No Child Left Behind

Richard LaFortune anguksuar at YAHOO.COM
Mon Jan 24 19:07:58 UTC 2005


--- "MiaKalish at LFP" <MiaKalish at LEARNINGFORPEOPLE.US>
wrote:

> was there supposed to be an attachment or a link?
> mia
^^^^^^^^^^^^^^^^^^^^^^^^^^^^^^^^^^^^^^^^^^^^^^

Native Language Programs Running Afoul Of No
Child Left Behind. 22 January 2005 Mike
Chambers, The Associated Press. The Associated
Press State & Local Wire. Copyright 2004
Associated Press. All Rights Reserved.

[Some western Alaska schools that for decades
have taught and helped preserve the Native Yupik
language are in a quandary over meeting new
federal testing requirements under the No Child
Left Behind Act. In the Lower Kuskokwim School
District, third grade children taught almost
exclusively in the Yupik language may be required
to pass federal tests written in English. In
Alaska, where Natives speak 20 aboriginal
languages and dialects, meeting a uniform federal
law could ultimately be too expensive, conflict
with Native cultural traditions as well as the
local control that the rural villages treasure.
Not many states face the issues that we do,’ said
state Education Commissioner Roger Sampson. Under
the federal law, students would be tested
annually from grades 3-8 and again in high
school. States could make accommodations for
language barriers, but after three years in U.S.
public schools the children would be required to
take English-only tests. Aside from the Heritage
Language programs in more than 30 rural public
schools, Alaska's largest city of Anchorage has
more than 93 languages spoken by students,
Sampson said. Already cash strapped, the state
can little afford to translate tests into more
than 100 languages, education officials said.

———

#### [DIRECTIVE 1]
Transcribe the part of the excerpt on Alaska's Native language programs that begins at the words "Not many states" and ends after "years in U.S.".
#### [DIRECTIVE 2]
Using the excerpt on Alaska's Native language programs, answer these:
(a) In which school district are third graders taught almost exclusively in Yupik?
(b) How many aboriginal languages and dialects do Natives in Alaska speak?
(c) How many languages are spoken by students in Anchorage?
The material that comes next is from a separate source.

———

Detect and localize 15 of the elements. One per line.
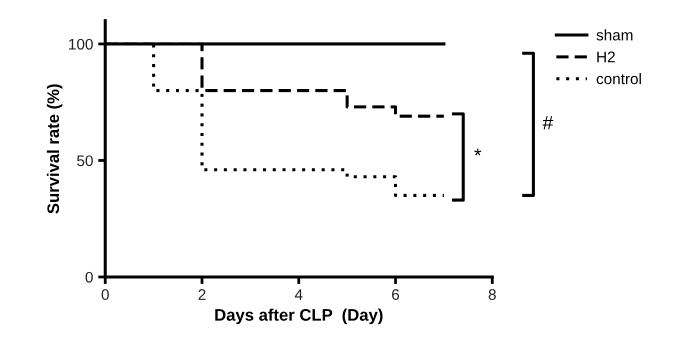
- text: #: [542, 116, 554, 130]
- x-axis-title: Days after CLP (Day): [215, 308, 383, 324]
- x-tick-label: 4: [294, 289, 303, 300]
- x-tick-label: 2: [198, 289, 206, 300]
- y-tick-label: 0: [86, 272, 93, 283]
- legend-label: H2: [597, 52, 615, 62]
- x-tick-label: 6: [392, 289, 400, 300]
- x-tick-label: 8: [488, 289, 496, 300]
- y-tick-label: 50: [77, 155, 93, 166]
- annotation: *: [474, 148, 482, 156]
- x-tick-label: 0: [102, 289, 109, 300]
- legend-label: sham: [596, 29, 632, 40]
- legend-label: control: [596, 73, 641, 84]
- y-tick-label: 100: [69, 38, 93, 50]
- y-axis-title: Survival rate (%): [46, 84, 62, 214]
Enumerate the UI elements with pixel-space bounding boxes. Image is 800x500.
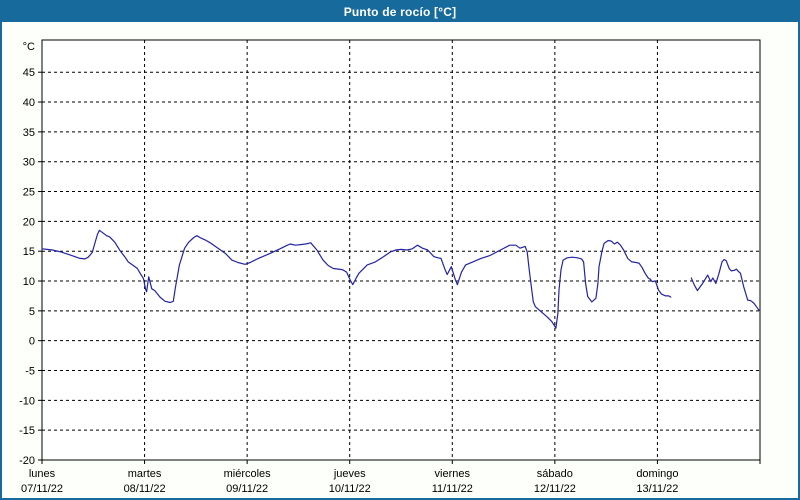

———

#### [SOLUTION 1]
Not many states face the issues that we do,’ said
state Education Commissioner Roger Sampson. Under
the federal law, students would be tested
annually from grades 3-8 and again in high
school. States could make accommodations for
language barriers, but after three years in U.S.

#### [SOLUTION 2]
(a) The Lower Kuskokwim School District
(b) 20
(c) More than 93